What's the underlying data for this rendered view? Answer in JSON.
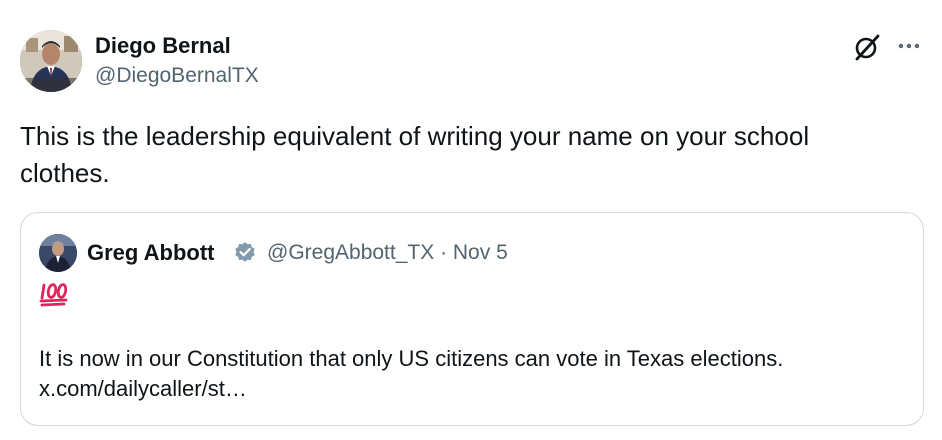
{
  "tweet": {
    "author": {
      "name": "Diego Bernal",
      "handle": "@DiegoBernalTX",
      "avatar_icon": "profile-photo"
    },
    "icons": {
      "grok": "x-grok-icon",
      "more": "more-options-icon"
    },
    "text": "This is the leadership equivalent of writing your name on your school clothes."
  },
  "quote": {
    "author": {
      "name": "Greg Abbott",
      "handle": "@GregAbbott_TX",
      "verified_icon": "verified-badge-icon",
      "verified_color": "#829aab"
    },
    "meta": "@GregAbbott_TX · Nov 5",
    "emoji": "💯",
    "emoji_color": "#e0245e",
    "text_line1": "It is now in our Constitution that only US citizens can vote in Texas elections.",
    "text_line2": "x.com/dailycaller/st…"
  },
  "colors": {
    "text": "#0f1419",
    "secondary": "#536471",
    "border": "#cfd9de"
  }
}
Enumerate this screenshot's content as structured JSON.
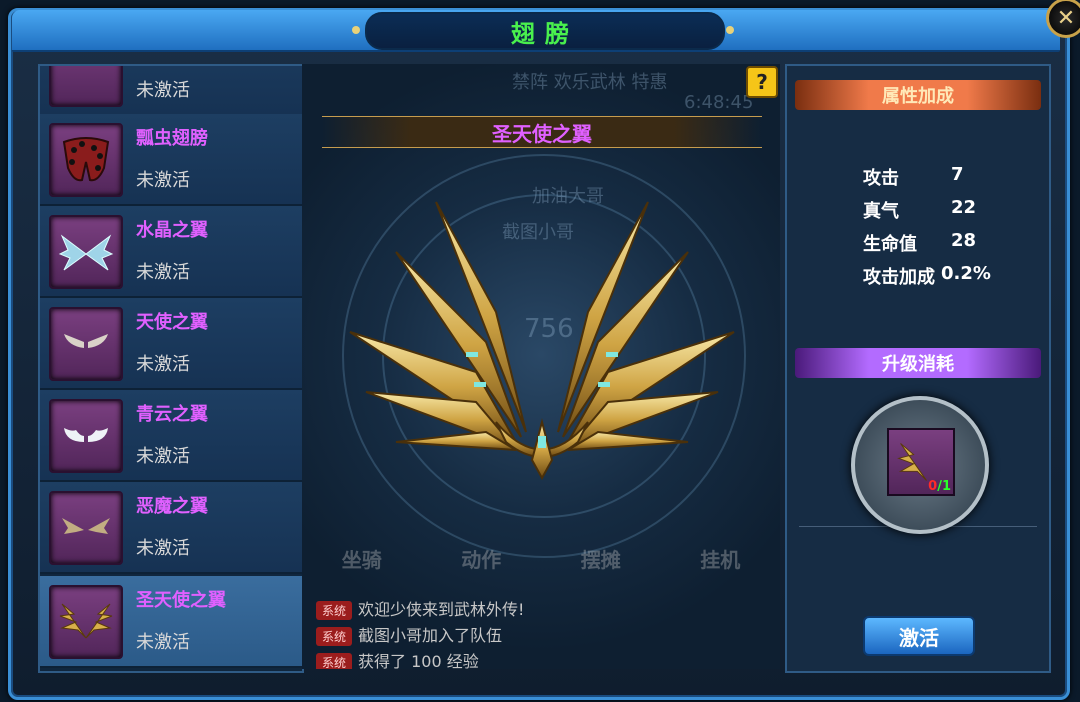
{
  "window": {
    "title": "翅膀",
    "close_icon": "close-icon"
  },
  "wing_list": [
    {
      "name": "",
      "status": "未激活",
      "icon": "wing-icon-partial"
    },
    {
      "name": "瓢虫翅膀",
      "status": "未激活",
      "icon": "ladybug-wing-icon"
    },
    {
      "name": "水晶之翼",
      "status": "未激活",
      "icon": "crystal-wing-icon"
    },
    {
      "name": "天使之翼",
      "status": "未激活",
      "icon": "angel-wing-icon"
    },
    {
      "name": "青云之翼",
      "status": "未激活",
      "icon": "cloud-wing-icon"
    },
    {
      "name": "恶魔之翼",
      "status": "未激活",
      "icon": "demon-wing-icon"
    },
    {
      "name": "圣天使之翼",
      "status": "未激活",
      "icon": "holy-angel-wing-icon",
      "selected": true
    }
  ],
  "preview": {
    "title": "圣天使之翼",
    "help": "?",
    "background_text": {
      "tabs": "禁阵  欢乐武林  特惠",
      "time": "6:48:45",
      "guild": "加油大哥",
      "player": "截图小哥",
      "level": "756"
    },
    "bottom_menu": [
      "坐骑",
      "动作",
      "摆摊",
      "挂机"
    ],
    "chat": [
      {
        "tag": "系统",
        "text": "欢迎少侠来到武林外传!"
      },
      {
        "tag": "系统",
        "text": "截图小哥加入了队伍"
      },
      {
        "tag": "系统",
        "text": "获得了 100 经验"
      }
    ]
  },
  "attributes": {
    "header": "属性加成",
    "rows": [
      {
        "label": "攻击",
        "value": "7"
      },
      {
        "label": "真气",
        "value": "22"
      },
      {
        "label": "生命值",
        "value": "28"
      },
      {
        "label": "攻击加成",
        "value": "0.2%"
      }
    ]
  },
  "upgrade": {
    "header": "升级消耗",
    "item_icon": "holy-angel-wing-icon",
    "have": "0",
    "need": "1",
    "colors": {
      "have": "#ff2a2a",
      "need": "#2aff2a"
    }
  },
  "activate_button": "激活"
}
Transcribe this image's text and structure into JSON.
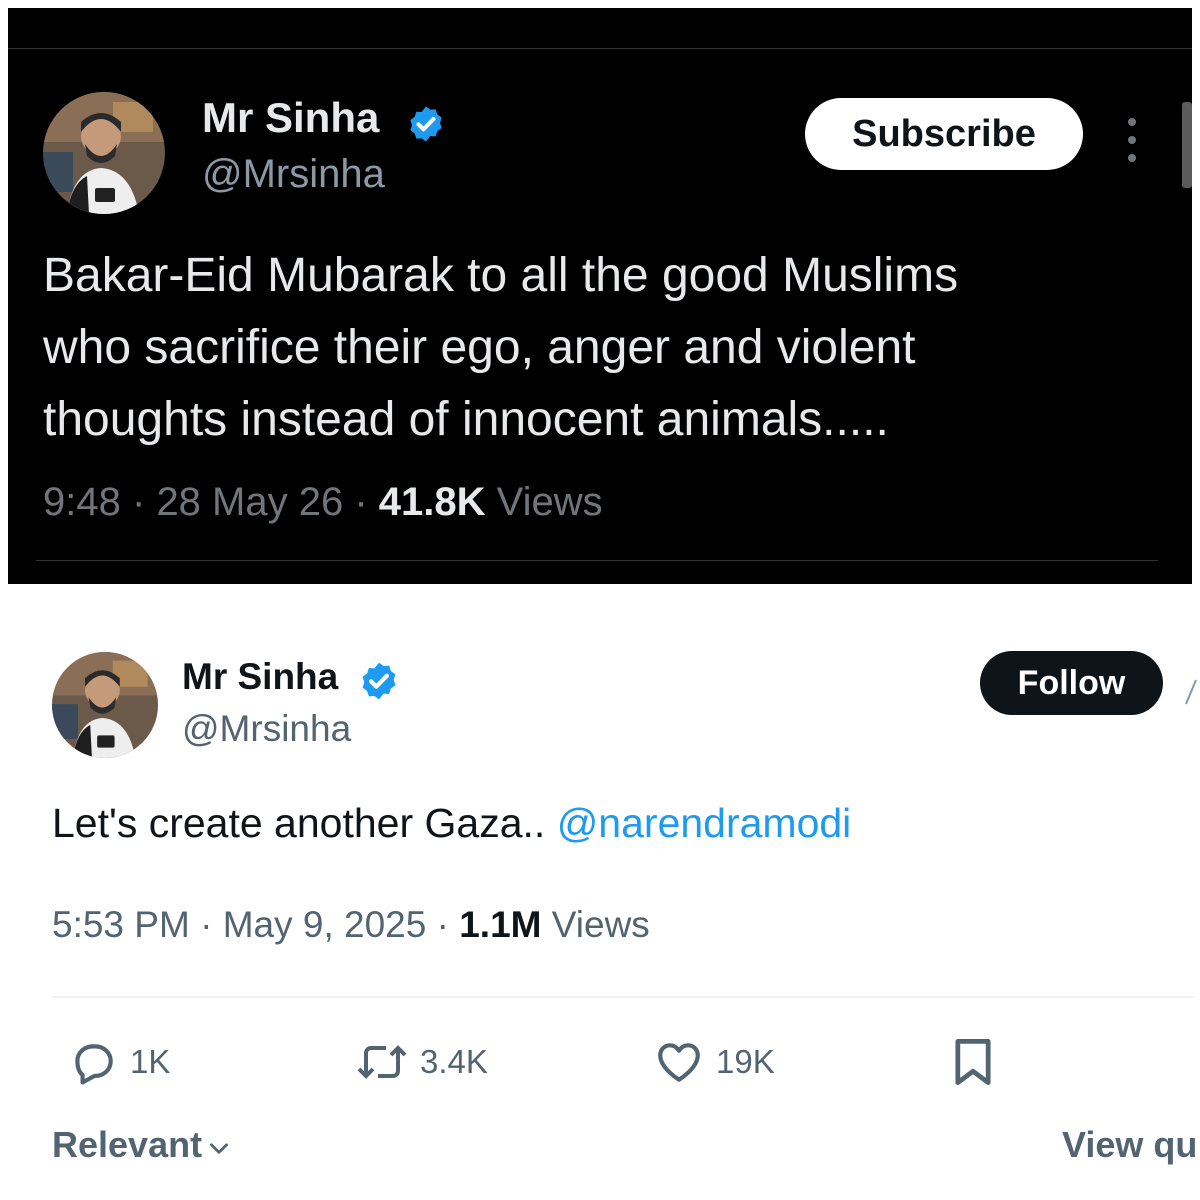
{
  "top_tweet": {
    "author_name": "Mr Sinha",
    "handle": "@Mrsinha",
    "subscribe_label": "Subscribe",
    "text_lines": [
      "Bakar-Eid Mubarak to all the good Muslims",
      "who sacrifice their ego, anger and violent",
      "thoughts instead of innocent animals....."
    ],
    "time": "9:48",
    "date": "28 May 26",
    "views_count": "41.8K",
    "views_label": "Views",
    "separator": "·"
  },
  "bottom_tweet": {
    "author_name": "Mr Sinha",
    "handle": "@Mrsinha",
    "follow_label": "Follow",
    "text": "Let's create another Gaza..",
    "mention": "@narendramodi",
    "time": "5:53 PM",
    "date": "May 9, 2025",
    "views_count": "1.1M",
    "views_label": "Views",
    "separator": "·",
    "actions": {
      "replies": "1K",
      "reposts": "3.4K",
      "likes": "19K"
    },
    "sort_label": "Relevant",
    "view_quotes_label": "View qu"
  },
  "icons": [
    "verified-badge-icon",
    "more-options-icon",
    "reply-icon",
    "repost-icon",
    "like-icon",
    "bookmark-icon",
    "chevron-down-icon"
  ],
  "colors": {
    "dark_bg": "#000000",
    "verified_blue": "#1d9bf0",
    "mention_blue": "#1d9bf0",
    "follow_bg": "#0f1419",
    "subscribe_bg": "#ffffff"
  }
}
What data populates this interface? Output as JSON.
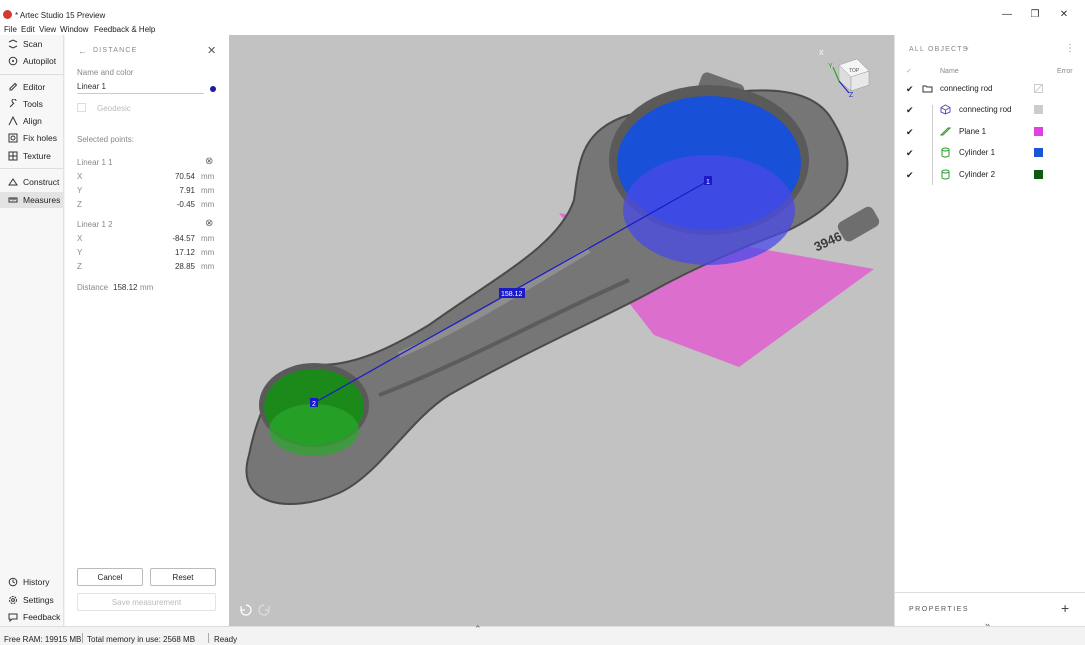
{
  "window": {
    "title": "* Artec Studio 15 Preview",
    "minimize_glyph": "—",
    "restore_glyph": "❐",
    "close_glyph": "✕"
  },
  "menu": [
    "File",
    "Edit",
    "View",
    "Window",
    "Feedback & Help"
  ],
  "sidebar": {
    "items": [
      {
        "label": "Scan",
        "icon": "scan-icon"
      },
      {
        "label": "Autopilot",
        "icon": "autopilot-icon"
      },
      {
        "label": "Editor",
        "icon": "pencil-icon"
      },
      {
        "label": "Tools",
        "icon": "wrench-icon"
      },
      {
        "label": "Align",
        "icon": "align-icon"
      },
      {
        "label": "Fix holes",
        "icon": "fix-holes-icon"
      },
      {
        "label": "Texture",
        "icon": "texture-icon"
      },
      {
        "label": "Construct",
        "icon": "construct-icon"
      },
      {
        "label": "Measures",
        "icon": "ruler-icon"
      }
    ],
    "active_label": "Measures",
    "bottom_items": [
      {
        "label": "History",
        "icon": "history-icon"
      },
      {
        "label": "Settings",
        "icon": "gear-icon"
      },
      {
        "label": "Feedback",
        "icon": "feedback-icon"
      }
    ]
  },
  "panel": {
    "header": "DISTANCE",
    "name_color_label": "Name and color",
    "name_value": "Linear 1",
    "name_color": "#1a1aa8",
    "geodesic_label": "Geodesic",
    "selected_points_label": "Selected points:",
    "points": [
      {
        "title": "Linear 1 1",
        "x": "70.54",
        "y": "7.91",
        "z": "-0.45"
      },
      {
        "title": "Linear 1 2",
        "x": "-84.57",
        "y": "17.12",
        "z": "28.85"
      }
    ],
    "axis_x": "X",
    "axis_y": "Y",
    "axis_z": "Z",
    "unit": "mm",
    "distance_label": "Distance",
    "distance_value": "158.12",
    "cancel_label": "Cancel",
    "reset_label": "Reset",
    "save_label": "Save measurement"
  },
  "viewport": {
    "distance_tag": "158.12",
    "point1_label": "1",
    "point2_label": "2",
    "part_text": "3946",
    "cube_face": "TOP",
    "axis_x": "X",
    "axis_y": "Y",
    "axis_z": "Z",
    "line_color": "#1a1ac8",
    "cylinder1_color": "#1850d8",
    "cylinder2_color": "#1b8a1b",
    "plane_color": "#e060d0"
  },
  "objects": {
    "header": "ALL OBJECTS",
    "col_name": "Name",
    "col_error": "Error",
    "rows": [
      {
        "label": "connecting rod",
        "icon": "folder-icon",
        "color": "none",
        "indent": 0
      },
      {
        "label": "connecting rod",
        "icon": "model-icon",
        "color": "#cccccc",
        "indent": 1
      },
      {
        "label": "Plane 1",
        "icon": "plane-icon",
        "color": "#e040e0",
        "indent": 1
      },
      {
        "label": "Cylinder 1",
        "icon": "cylinder-icon",
        "color": "#1a55d6",
        "indent": 1
      },
      {
        "label": "Cylinder 2",
        "icon": "cylinder-icon",
        "color": "#0f5a0f",
        "indent": 1
      }
    ],
    "properties_label": "PROPERTIES",
    "expand_glyph": "»",
    "add_glyph": "+"
  },
  "status": {
    "free_ram": "Free RAM: 19915 MB",
    "total_memory": "Total memory in use: 2568 MB",
    "state": "Ready"
  }
}
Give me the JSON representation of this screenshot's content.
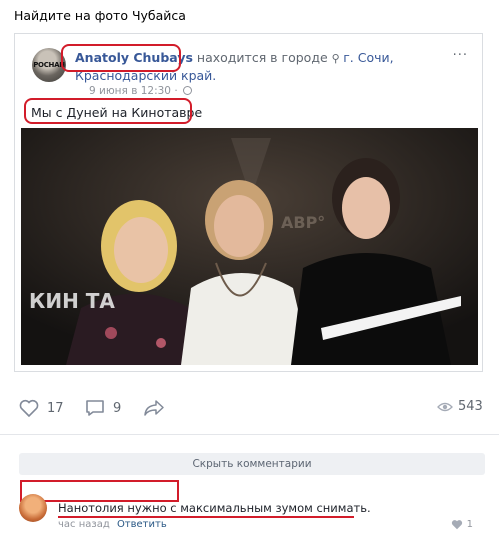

• **STATED PROBLEM**
How many lines in the entries contain the string "title"? Answer with the number only.

• **COMPLETE ANSWER**
5